(Dataset entries)
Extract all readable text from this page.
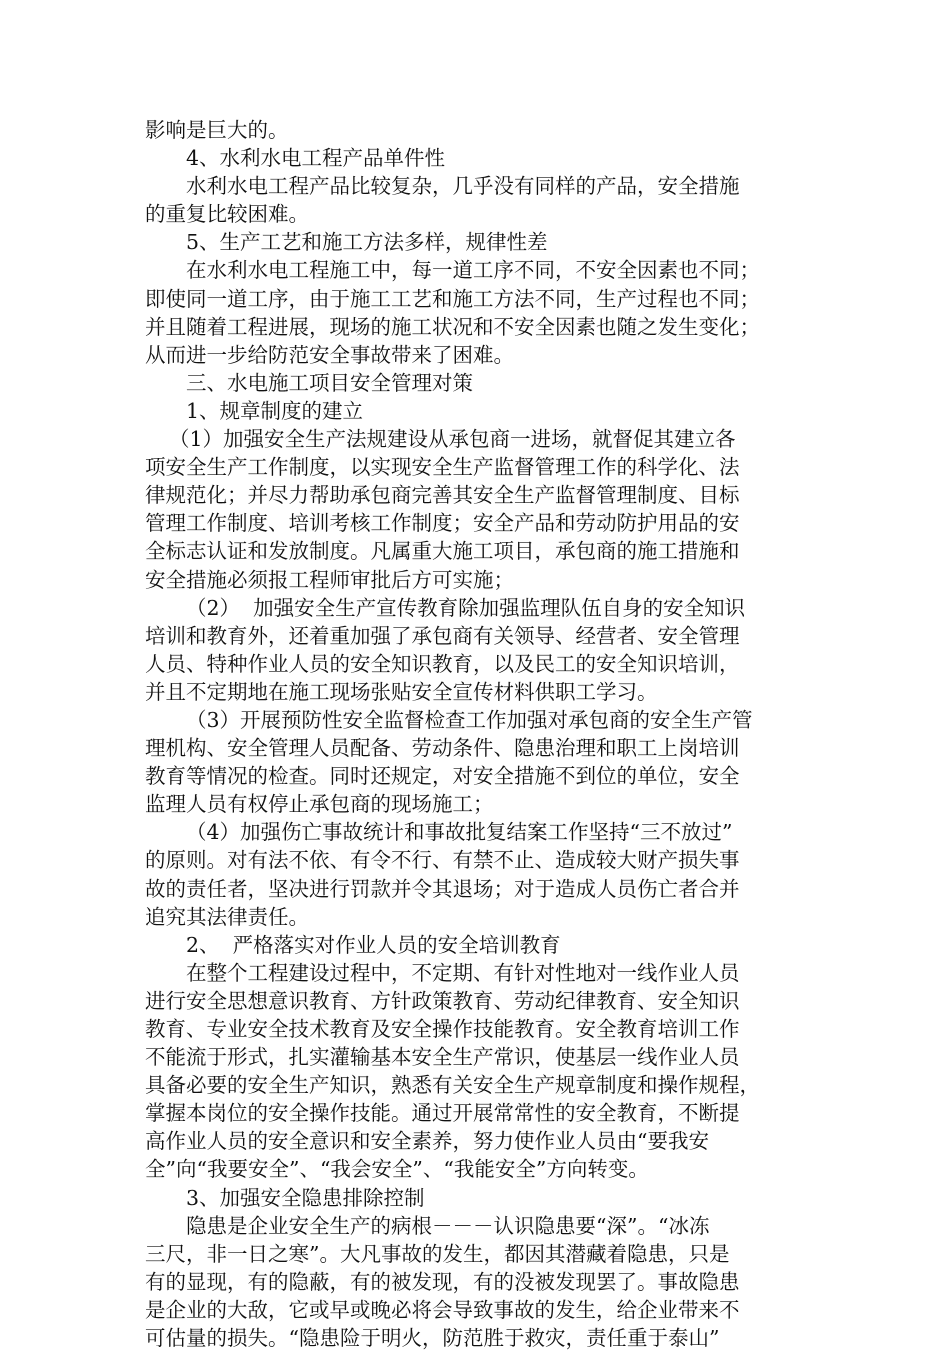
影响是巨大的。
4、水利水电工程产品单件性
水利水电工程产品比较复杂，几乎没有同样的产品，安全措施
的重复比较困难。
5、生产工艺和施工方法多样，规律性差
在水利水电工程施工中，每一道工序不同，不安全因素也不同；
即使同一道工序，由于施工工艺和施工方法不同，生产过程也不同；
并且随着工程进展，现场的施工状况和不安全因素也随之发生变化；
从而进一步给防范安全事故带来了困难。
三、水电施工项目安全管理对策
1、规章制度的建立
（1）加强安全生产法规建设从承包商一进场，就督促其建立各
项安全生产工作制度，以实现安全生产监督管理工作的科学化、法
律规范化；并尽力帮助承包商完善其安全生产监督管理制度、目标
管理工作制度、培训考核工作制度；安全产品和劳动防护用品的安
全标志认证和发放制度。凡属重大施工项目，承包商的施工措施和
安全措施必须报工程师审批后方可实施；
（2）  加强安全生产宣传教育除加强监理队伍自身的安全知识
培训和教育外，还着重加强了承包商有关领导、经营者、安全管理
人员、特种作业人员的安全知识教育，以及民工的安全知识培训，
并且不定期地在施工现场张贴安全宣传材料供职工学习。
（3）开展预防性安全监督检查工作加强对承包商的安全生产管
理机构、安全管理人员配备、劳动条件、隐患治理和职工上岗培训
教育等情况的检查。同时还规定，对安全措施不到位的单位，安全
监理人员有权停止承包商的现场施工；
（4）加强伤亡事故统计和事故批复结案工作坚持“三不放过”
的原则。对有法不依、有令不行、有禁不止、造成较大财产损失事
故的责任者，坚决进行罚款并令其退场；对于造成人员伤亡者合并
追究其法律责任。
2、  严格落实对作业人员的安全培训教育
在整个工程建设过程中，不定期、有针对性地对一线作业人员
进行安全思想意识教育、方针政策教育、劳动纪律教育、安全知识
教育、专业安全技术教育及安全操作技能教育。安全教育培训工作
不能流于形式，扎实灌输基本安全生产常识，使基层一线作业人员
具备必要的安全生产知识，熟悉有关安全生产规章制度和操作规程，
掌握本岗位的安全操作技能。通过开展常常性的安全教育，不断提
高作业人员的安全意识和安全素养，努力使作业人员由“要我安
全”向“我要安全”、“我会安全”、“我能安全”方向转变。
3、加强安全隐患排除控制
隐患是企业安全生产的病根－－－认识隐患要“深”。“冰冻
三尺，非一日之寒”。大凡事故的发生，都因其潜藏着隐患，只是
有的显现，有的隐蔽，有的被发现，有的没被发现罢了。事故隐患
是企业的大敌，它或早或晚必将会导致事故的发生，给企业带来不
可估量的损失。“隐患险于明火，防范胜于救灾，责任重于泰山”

* * *

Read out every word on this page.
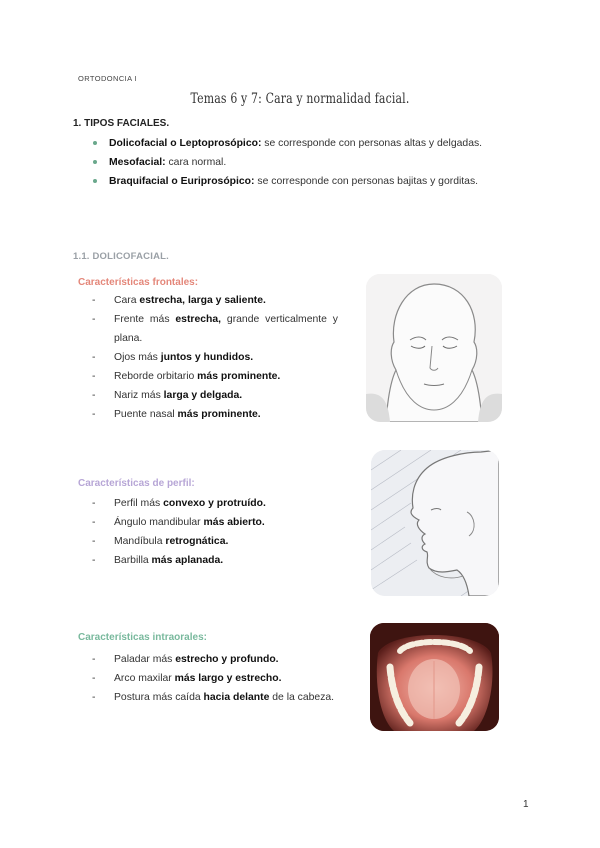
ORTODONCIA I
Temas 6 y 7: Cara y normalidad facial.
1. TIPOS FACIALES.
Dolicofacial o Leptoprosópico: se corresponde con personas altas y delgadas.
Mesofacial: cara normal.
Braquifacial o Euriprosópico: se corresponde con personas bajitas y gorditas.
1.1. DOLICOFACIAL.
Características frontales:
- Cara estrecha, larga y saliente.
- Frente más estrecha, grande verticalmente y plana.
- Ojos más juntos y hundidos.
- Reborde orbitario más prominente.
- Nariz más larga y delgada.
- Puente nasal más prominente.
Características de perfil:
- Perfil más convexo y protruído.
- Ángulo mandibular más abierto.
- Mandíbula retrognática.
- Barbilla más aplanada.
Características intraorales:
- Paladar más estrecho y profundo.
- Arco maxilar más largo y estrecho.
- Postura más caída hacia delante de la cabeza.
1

WHAT IS NEEDED
Pick out each line above that includes "larga" and show it.

ANSWER TO THE EXERCISE
- Cara estrecha, larga y saliente.
- Nariz más larga y delgada.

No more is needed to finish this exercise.